▶ [To do]: All entries must be repeated exactly; do not include the pictures.

▶ [Material to process]:
┌──
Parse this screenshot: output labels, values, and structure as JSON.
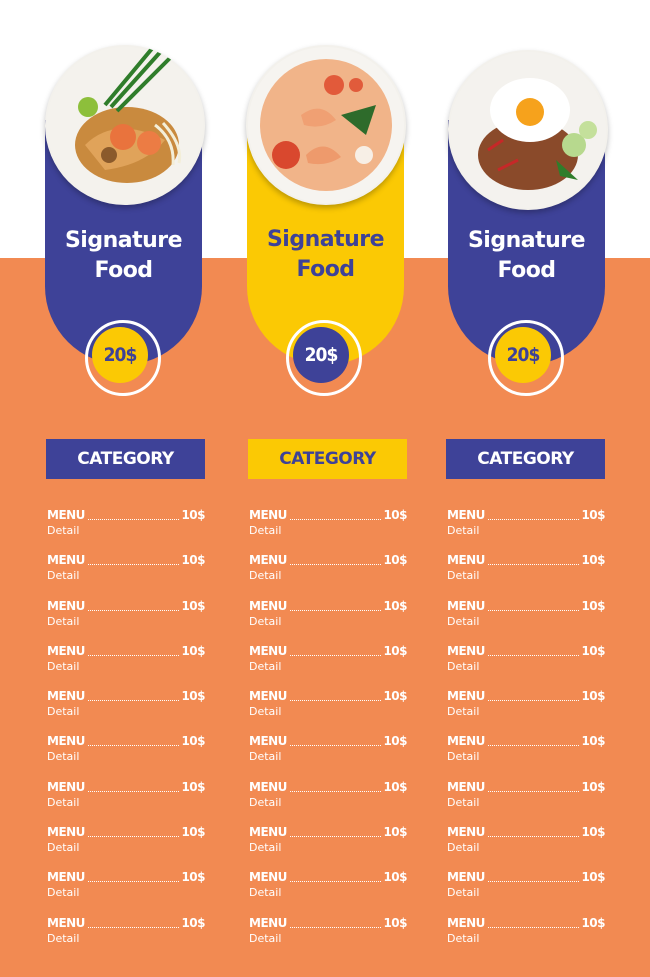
{
  "colors": {
    "orange": "#f28a52",
    "blue": "#3e4298",
    "yellow": "#fbc904",
    "white": "#ffffff"
  },
  "columns": [
    {
      "dish_icon": "pad-thai-icon",
      "card_color": "blue",
      "signature_title": "Signature",
      "signature_subtitle": "Food",
      "price": "20$",
      "category": "CATEGORY",
      "items": [
        {
          "menu": "MENU",
          "price": "10$",
          "detail": "Detail"
        },
        {
          "menu": "MENU",
          "price": "10$",
          "detail": "Detail"
        },
        {
          "menu": "MENU",
          "price": "10$",
          "detail": "Detail"
        },
        {
          "menu": "MENU",
          "price": "10$",
          "detail": "Detail"
        },
        {
          "menu": "MENU",
          "price": "10$",
          "detail": "Detail"
        },
        {
          "menu": "MENU",
          "price": "10$",
          "detail": "Detail"
        },
        {
          "menu": "MENU",
          "price": "10$",
          "detail": "Detail"
        },
        {
          "menu": "MENU",
          "price": "10$",
          "detail": "Detail"
        },
        {
          "menu": "MENU",
          "price": "10$",
          "detail": "Detail"
        },
        {
          "menu": "MENU",
          "price": "10$",
          "detail": "Detail"
        }
      ]
    },
    {
      "dish_icon": "tom-yum-soup-icon",
      "card_color": "yellow",
      "signature_title": "Signature",
      "signature_subtitle": "Food",
      "price": "20$",
      "category": "CATEGORY",
      "items": [
        {
          "menu": "MENU",
          "price": "10$",
          "detail": "Detail"
        },
        {
          "menu": "MENU",
          "price": "10$",
          "detail": "Detail"
        },
        {
          "menu": "MENU",
          "price": "10$",
          "detail": "Detail"
        },
        {
          "menu": "MENU",
          "price": "10$",
          "detail": "Detail"
        },
        {
          "menu": "MENU",
          "price": "10$",
          "detail": "Detail"
        },
        {
          "menu": "MENU",
          "price": "10$",
          "detail": "Detail"
        },
        {
          "menu": "MENU",
          "price": "10$",
          "detail": "Detail"
        },
        {
          "menu": "MENU",
          "price": "10$",
          "detail": "Detail"
        },
        {
          "menu": "MENU",
          "price": "10$",
          "detail": "Detail"
        },
        {
          "menu": "MENU",
          "price": "10$",
          "detail": "Detail"
        }
      ]
    },
    {
      "dish_icon": "basil-rice-fried-egg-icon",
      "card_color": "blue",
      "signature_title": "Signature",
      "signature_subtitle": "Food",
      "price": "20$",
      "category": "CATEGORY",
      "items": [
        {
          "menu": "MENU",
          "price": "10$",
          "detail": "Detail"
        },
        {
          "menu": "MENU",
          "price": "10$",
          "detail": "Detail"
        },
        {
          "menu": "MENU",
          "price": "10$",
          "detail": "Detail"
        },
        {
          "menu": "MENU",
          "price": "10$",
          "detail": "Detail"
        },
        {
          "menu": "MENU",
          "price": "10$",
          "detail": "Detail"
        },
        {
          "menu": "MENU",
          "price": "10$",
          "detail": "Detail"
        },
        {
          "menu": "MENU",
          "price": "10$",
          "detail": "Detail"
        },
        {
          "menu": "MENU",
          "price": "10$",
          "detail": "Detail"
        },
        {
          "menu": "MENU",
          "price": "10$",
          "detail": "Detail"
        },
        {
          "menu": "MENU",
          "price": "10$",
          "detail": "Detail"
        }
      ]
    }
  ]
}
└──
▶ [Problem solution]:
Parse this screenshot: output labels, values, and structure as JSON.
{
  "colors": {
    "orange": "#f28a52",
    "blue": "#3e4298",
    "yellow": "#fbc904",
    "white": "#ffffff"
  },
  "columns": [
    {
      "dish_icon": "pad-thai-icon",
      "card_color": "blue",
      "signature_title": "Signature",
      "signature_subtitle": "Food",
      "price": "20$",
      "category": "CATEGORY",
      "items": [
        {
          "menu": "MENU",
          "price": "10$",
          "detail": "Detail"
        },
        {
          "menu": "MENU",
          "price": "10$",
          "detail": "Detail"
        },
        {
          "menu": "MENU",
          "price": "10$",
          "detail": "Detail"
        },
        {
          "menu": "MENU",
          "price": "10$",
          "detail": "Detail"
        },
        {
          "menu": "MENU",
          "price": "10$",
          "detail": "Detail"
        },
        {
          "menu": "MENU",
          "price": "10$",
          "detail": "Detail"
        },
        {
          "menu": "MENU",
          "price": "10$",
          "detail": "Detail"
        },
        {
          "menu": "MENU",
          "price": "10$",
          "detail": "Detail"
        },
        {
          "menu": "MENU",
          "price": "10$",
          "detail": "Detail"
        },
        {
          "menu": "MENU",
          "price": "10$",
          "detail": "Detail"
        }
      ]
    },
    {
      "dish_icon": "tom-yum-soup-icon",
      "card_color": "yellow",
      "signature_title": "Signature",
      "signature_subtitle": "Food",
      "price": "20$",
      "category": "CATEGORY",
      "items": [
        {
          "menu": "MENU",
          "price": "10$",
          "detail": "Detail"
        },
        {
          "menu": "MENU",
          "price": "10$",
          "detail": "Detail"
        },
        {
          "menu": "MENU",
          "price": "10$",
          "detail": "Detail"
        },
        {
          "menu": "MENU",
          "price": "10$",
          "detail": "Detail"
        },
        {
          "menu": "MENU",
          "price": "10$",
          "detail": "Detail"
        },
        {
          "menu": "MENU",
          "price": "10$",
          "detail": "Detail"
        },
        {
          "menu": "MENU",
          "price": "10$",
          "detail": "Detail"
        },
        {
          "menu": "MENU",
          "price": "10$",
          "detail": "Detail"
        },
        {
          "menu": "MENU",
          "price": "10$",
          "detail": "Detail"
        },
        {
          "menu": "MENU",
          "price": "10$",
          "detail": "Detail"
        }
      ]
    },
    {
      "dish_icon": "basil-rice-fried-egg-icon",
      "card_color": "blue",
      "signature_title": "Signature",
      "signature_subtitle": "Food",
      "price": "20$",
      "category": "CATEGORY",
      "items": [
        {
          "menu": "MENU",
          "price": "10$",
          "detail": "Detail"
        },
        {
          "menu": "MENU",
          "price": "10$",
          "detail": "Detail"
        },
        {
          "menu": "MENU",
          "price": "10$",
          "detail": "Detail"
        },
        {
          "menu": "MENU",
          "price": "10$",
          "detail": "Detail"
        },
        {
          "menu": "MENU",
          "price": "10$",
          "detail": "Detail"
        },
        {
          "menu": "MENU",
          "price": "10$",
          "detail": "Detail"
        },
        {
          "menu": "MENU",
          "price": "10$",
          "detail": "Detail"
        },
        {
          "menu": "MENU",
          "price": "10$",
          "detail": "Detail"
        },
        {
          "menu": "MENU",
          "price": "10$",
          "detail": "Detail"
        },
        {
          "menu": "MENU",
          "price": "10$",
          "detail": "Detail"
        }
      ]
    }
  ]
}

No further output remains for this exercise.